Set task >>
Lines that contain "text" are to be counted; give only their number.

________________

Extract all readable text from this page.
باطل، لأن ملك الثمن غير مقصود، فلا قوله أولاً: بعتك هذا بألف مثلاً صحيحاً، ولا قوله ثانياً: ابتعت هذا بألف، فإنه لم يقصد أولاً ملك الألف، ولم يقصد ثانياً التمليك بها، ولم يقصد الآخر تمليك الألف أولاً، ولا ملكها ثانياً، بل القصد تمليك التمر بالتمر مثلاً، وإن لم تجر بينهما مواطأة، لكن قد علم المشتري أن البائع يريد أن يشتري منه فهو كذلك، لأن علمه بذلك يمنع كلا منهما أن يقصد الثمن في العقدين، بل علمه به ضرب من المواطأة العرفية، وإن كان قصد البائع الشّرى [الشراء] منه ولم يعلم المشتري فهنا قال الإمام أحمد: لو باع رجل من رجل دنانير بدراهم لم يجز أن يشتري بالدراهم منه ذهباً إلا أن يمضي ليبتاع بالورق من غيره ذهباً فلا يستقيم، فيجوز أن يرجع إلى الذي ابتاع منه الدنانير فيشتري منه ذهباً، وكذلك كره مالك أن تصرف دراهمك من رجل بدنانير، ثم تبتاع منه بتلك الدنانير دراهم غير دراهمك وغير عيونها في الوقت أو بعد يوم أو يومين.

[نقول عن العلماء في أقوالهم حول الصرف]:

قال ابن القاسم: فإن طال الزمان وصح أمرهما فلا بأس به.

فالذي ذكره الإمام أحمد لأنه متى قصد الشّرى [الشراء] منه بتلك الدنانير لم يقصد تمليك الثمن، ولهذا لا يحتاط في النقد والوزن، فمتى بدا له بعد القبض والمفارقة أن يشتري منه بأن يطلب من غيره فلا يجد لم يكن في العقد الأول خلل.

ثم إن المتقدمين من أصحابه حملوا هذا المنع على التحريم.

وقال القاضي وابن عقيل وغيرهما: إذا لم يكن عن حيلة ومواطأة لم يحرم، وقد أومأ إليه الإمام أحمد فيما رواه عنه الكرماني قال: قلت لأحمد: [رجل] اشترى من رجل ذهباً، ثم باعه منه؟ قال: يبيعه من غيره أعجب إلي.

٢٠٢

________________

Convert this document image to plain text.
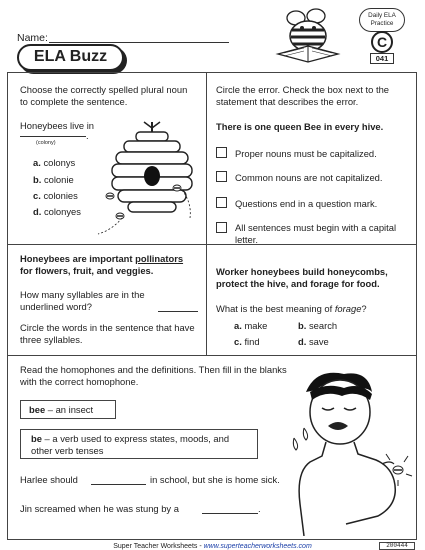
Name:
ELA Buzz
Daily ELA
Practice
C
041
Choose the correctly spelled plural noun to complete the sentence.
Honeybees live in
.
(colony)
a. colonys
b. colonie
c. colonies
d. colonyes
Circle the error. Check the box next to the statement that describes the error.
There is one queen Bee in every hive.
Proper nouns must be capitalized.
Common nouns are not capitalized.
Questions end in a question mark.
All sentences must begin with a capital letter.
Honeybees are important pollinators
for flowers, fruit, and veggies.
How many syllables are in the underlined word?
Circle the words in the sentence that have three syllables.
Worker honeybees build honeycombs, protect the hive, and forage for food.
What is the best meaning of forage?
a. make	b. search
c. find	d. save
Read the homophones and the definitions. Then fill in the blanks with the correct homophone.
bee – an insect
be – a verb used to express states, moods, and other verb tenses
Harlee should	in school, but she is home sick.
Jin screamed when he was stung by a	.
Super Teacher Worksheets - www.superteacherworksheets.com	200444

________________

Correct result >>
2